▶ **The input**:

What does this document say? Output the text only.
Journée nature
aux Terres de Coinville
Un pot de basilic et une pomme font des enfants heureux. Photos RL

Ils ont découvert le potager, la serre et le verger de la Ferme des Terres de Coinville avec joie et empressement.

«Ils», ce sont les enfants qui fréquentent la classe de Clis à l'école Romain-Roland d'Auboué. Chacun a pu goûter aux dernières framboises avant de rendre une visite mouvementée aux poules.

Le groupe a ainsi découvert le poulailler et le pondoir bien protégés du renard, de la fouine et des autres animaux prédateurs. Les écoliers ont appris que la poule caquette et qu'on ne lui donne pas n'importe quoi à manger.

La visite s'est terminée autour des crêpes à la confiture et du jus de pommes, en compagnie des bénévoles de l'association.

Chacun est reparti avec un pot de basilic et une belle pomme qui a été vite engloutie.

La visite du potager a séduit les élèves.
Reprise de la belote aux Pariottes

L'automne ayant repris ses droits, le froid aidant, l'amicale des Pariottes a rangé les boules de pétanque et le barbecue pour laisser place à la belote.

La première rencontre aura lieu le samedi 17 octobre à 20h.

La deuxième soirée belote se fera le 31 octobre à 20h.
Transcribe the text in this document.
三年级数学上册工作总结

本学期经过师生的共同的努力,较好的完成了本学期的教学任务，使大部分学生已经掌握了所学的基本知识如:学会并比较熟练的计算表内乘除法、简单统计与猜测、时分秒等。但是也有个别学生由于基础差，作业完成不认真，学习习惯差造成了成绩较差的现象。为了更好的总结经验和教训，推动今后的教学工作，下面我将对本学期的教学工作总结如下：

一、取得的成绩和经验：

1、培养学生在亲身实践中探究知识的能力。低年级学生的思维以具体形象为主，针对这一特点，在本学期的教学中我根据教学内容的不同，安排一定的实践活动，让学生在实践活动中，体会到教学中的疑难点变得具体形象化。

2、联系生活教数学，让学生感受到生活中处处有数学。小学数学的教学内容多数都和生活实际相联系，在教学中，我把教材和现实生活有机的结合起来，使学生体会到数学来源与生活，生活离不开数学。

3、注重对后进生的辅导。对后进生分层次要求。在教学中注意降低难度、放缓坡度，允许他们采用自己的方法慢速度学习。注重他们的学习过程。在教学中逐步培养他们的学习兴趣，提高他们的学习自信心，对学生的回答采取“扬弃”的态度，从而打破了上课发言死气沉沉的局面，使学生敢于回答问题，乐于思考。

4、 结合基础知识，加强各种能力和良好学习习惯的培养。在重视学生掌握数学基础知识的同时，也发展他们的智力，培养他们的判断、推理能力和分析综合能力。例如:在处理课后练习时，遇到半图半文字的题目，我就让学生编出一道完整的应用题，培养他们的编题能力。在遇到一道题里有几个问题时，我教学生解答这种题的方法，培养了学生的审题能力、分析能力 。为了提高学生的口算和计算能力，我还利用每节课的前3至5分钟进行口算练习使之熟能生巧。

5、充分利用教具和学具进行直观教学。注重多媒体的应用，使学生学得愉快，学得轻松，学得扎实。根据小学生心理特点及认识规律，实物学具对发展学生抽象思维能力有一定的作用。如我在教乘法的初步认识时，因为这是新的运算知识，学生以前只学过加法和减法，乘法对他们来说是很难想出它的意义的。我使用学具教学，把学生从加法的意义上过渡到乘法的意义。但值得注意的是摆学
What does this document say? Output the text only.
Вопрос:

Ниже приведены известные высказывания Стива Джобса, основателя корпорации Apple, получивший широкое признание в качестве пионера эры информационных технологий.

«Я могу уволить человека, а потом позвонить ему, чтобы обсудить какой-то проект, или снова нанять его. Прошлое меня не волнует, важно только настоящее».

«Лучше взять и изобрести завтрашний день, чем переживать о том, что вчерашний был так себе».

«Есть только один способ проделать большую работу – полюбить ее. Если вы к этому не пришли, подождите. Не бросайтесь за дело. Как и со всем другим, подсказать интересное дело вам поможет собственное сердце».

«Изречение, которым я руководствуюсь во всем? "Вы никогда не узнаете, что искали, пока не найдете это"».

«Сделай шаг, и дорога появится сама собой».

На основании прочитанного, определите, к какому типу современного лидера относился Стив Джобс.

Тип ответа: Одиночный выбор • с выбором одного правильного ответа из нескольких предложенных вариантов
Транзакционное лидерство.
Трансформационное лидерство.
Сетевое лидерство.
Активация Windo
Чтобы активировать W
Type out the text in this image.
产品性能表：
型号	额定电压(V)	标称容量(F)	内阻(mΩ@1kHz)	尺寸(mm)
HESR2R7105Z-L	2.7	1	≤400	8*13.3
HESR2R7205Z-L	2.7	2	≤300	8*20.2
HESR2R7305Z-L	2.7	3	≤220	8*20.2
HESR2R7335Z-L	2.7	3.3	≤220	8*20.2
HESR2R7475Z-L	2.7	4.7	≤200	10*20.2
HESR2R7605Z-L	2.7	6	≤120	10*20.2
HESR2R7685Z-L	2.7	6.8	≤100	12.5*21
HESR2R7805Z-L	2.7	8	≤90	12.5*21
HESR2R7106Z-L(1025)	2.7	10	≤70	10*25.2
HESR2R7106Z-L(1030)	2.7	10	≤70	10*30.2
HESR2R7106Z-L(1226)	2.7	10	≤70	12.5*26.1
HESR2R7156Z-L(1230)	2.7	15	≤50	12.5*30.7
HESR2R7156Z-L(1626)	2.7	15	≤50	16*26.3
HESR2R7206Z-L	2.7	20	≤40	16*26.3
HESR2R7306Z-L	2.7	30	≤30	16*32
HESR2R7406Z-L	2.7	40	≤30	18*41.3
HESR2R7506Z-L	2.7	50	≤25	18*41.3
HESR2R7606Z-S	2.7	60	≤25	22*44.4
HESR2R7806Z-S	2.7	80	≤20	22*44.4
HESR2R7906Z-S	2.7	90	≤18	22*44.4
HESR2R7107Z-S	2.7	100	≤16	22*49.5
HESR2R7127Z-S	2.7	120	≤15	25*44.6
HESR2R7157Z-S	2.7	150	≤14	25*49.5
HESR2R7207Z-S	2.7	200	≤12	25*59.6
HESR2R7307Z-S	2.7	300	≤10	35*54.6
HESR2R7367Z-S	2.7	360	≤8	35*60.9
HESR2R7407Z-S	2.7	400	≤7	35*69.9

▶ **Instructions to follow**:
Go through the listing above and restate it word for word.

▶ **Expected answer**:
What does this document say? Output the text only.
Journée nature
aux Terres de Coinville
Un pot de basilic et une pomme font des enfants heureux. Photos RL

Ils ont découvert le potager, la serre et le verger de la Ferme des Terres de Coinville avec joie et empressement.

«Ils», ce sont les enfants qui fréquentent la classe de Clis à l'école Romain-Roland d'Auboué. Chacun a pu goûter aux dernières framboises avant de rendre une visite mouvementée aux poules.

Le groupe a ainsi découvert le poulailler et le pondoir bien protégés du renard, de la fouine et des autres animaux prédateurs. Les écoliers ont appris que la poule caquette et qu'on ne lui donne pas n'importe quoi à manger.

La visite s'est terminée autour des crêpes à la confiture et du jus de pommes, en compagnie des bénévoles de l'association.

Chacun est reparti avec un pot de basilic et une belle pomme qui a été vite engloutie.

La visite du potager a séduit les élèves.
Reprise de la belote aux Pariottes

L'automne ayant repris ses droits, le froid aidant, l'amicale des Pariottes a rangé les boules de pétanque et le barbecue pour laisser place à la belote.

La première rencontre aura lieu le samedi 17 octobre à 20h.

La deuxième soirée belote se fera le 31 octobre à 20h.
Transcribe the text in this document.
三年级数学上册工作总结

本学期经过师生的共同的努力,较好的完成了本学期的教学任务，使大部分学生已经掌握了所学的基本知识如:学会并比较熟练的计算表内乘除法、简单统计与猜测、时分秒等。但是也有个别学生由于基础差，作业完成不认真，学习习惯差造成了成绩较差的现象。为了更好的总结经验和教训，推动今后的教学工作，下面我将对本学期的教学工作总结如下：

一、取得的成绩和经验：

1、培养学生在亲身实践中探究知识的能力。低年级学生的思维以具体形象为主，针对这一特点，在本学期的教学中我根据教学内容的不同，安排一定的实践活动，让学生在实践活动中，体会到教学中的疑难点变得具体形象化。

2、联系生活教数学，让学生感受到生活中处处有数学。小学数学的教学内容多数都和生活实际相联系，在教学中，我把教材和现实生活有机的结合起来，使学生体会到数学来源与生活，生活离不开数学。

3、注重对后进生的辅导。对后进生分层次要求。在教学中注意降低难度、放缓坡度，允许他们采用自己的方法慢速度学习。注重他们的学习过程。在教学中逐步培养他们的学习兴趣，提高他们的学习自信心，对学生的回答采取“扬弃”的态度，从而打破了上课发言死气沉沉的局面，使学生敢于回答问题，乐于思考。

4、 结合基础知识，加强各种能力和良好学习习惯的培养。在重视学生掌握数学基础知识的同时，也发展他们的智力，培养他们的判断、推理能力和分析综合能力。例如:在处理课后练习时，遇到半图半文字的题目，我就让学生编出一道完整的应用题，培养他们的编题能力。在遇到一道题里有几个问题时，我教学生解答这种题的方法，培养了学生的审题能力、分析能力 。为了提高学生的口算和计算能力，我还利用每节课的前3至5分钟进行口算练习使之熟能生巧。

5、充分利用教具和学具进行直观教学。注重多媒体的应用，使学生学得愉快，学得轻松，学得扎实。根据小学生心理特点及认识规律，实物学具对发展学生抽象思维能力有一定的作用。如我在教乘法的初步认识时，因为这是新的运算知识，学生以前只学过加法和减法，乘法对他们来说是很难想出它的意义的。我使用学具教学，把学生从加法的意义上过渡到乘法的意义。但值得注意的是摆学
What does this document say? Output the text only.
Вопрос:

Ниже приведены известные высказывания Стива Джобса, основателя корпорации Apple, получивший широкое признание в качестве пионера эры информационных технологий.

«Я могу уволить человека, а потом позвонить ему, чтобы обсудить какой-то проект, или снова нанять его. Прошлое меня не волнует, важно только настоящее».

«Лучше взять и изобрести завтрашний день, чем переживать о том, что вчерашний был так себе».

«Есть только один способ проделать большую работу – полюбить ее. Если вы к этому не пришли, подождите. Не бросайтесь за дело. Как и со всем другим, подсказать интересное дело вам поможет собственное сердце».

«Изречение, которым я руководствуюсь во всем? "Вы никогда не узнаете, что искали, пока не найдете это"».

«Сделай шаг, и дорога появится сама собой».

На основании прочитанного, определите, к какому типу современного лидера относился Стив Джобс.

Тип ответа: Одиночный выбор • с выбором одного правильного ответа из нескольких предложенных вариантов
Транзакционное лидерство.
Трансформационное лидерство.
Сетевое лидерство.
Активация Windo
Чтобы активировать W
Type out the text in this image.
产品性能表：
型号	额定电压(V)	标称容量(F)	内阻(mΩ@1kHz)	尺寸(mm)
HESR2R7105Z-L	2.7	1	≤400	8*13.3
HESR2R7205Z-L	2.7	2	≤300	8*20.2
HESR2R7305Z-L	2.7	3	≤220	8*20.2
HESR2R7335Z-L	2.7	3.3	≤220	8*20.2
HESR2R7475Z-L	2.7	4.7	≤200	10*20.2
HESR2R7605Z-L	2.7	6	≤120	10*20.2
HESR2R7685Z-L	2.7	6.8	≤100	12.5*21
HESR2R7805Z-L	2.7	8	≤90	12.5*21
HESR2R7106Z-L(1025)	2.7	10	≤70	10*25.2
HESR2R7106Z-L(1030)	2.7	10	≤70	10*30.2
HESR2R7106Z-L(1226)	2.7	10	≤70	12.5*26.1
HESR2R7156Z-L(1230)	2.7	15	≤50	12.5*30.7
HESR2R7156Z-L(1626)	2.7	15	≤50	16*26.3
HESR2R7206Z-L	2.7	20	≤40	16*26.3
HESR2R7306Z-L	2.7	30	≤30	16*32
HESR2R7406Z-L	2.7	40	≤30	18*41.3
HESR2R7506Z-L	2.7	50	≤25	18*41.3
HESR2R7606Z-S	2.7	60	≤25	22*44.4
HESR2R7806Z-S	2.7	80	≤20	22*44.4
HESR2R7906Z-S	2.7	90	≤18	22*44.4
HESR2R7107Z-S	2.7	100	≤16	22*49.5
HESR2R7127Z-S	2.7	120	≤15	25*44.6
HESR2R7157Z-S	2.7	150	≤14	25*49.5
HESR2R7207Z-S	2.7	200	≤12	25*59.6
HESR2R7307Z-S	2.7	300	≤10	35*54.6
HESR2R7367Z-S	2.7	360	≤8	35*60.9
HESR2R7407Z-S	2.7	400	≤7	35*69.9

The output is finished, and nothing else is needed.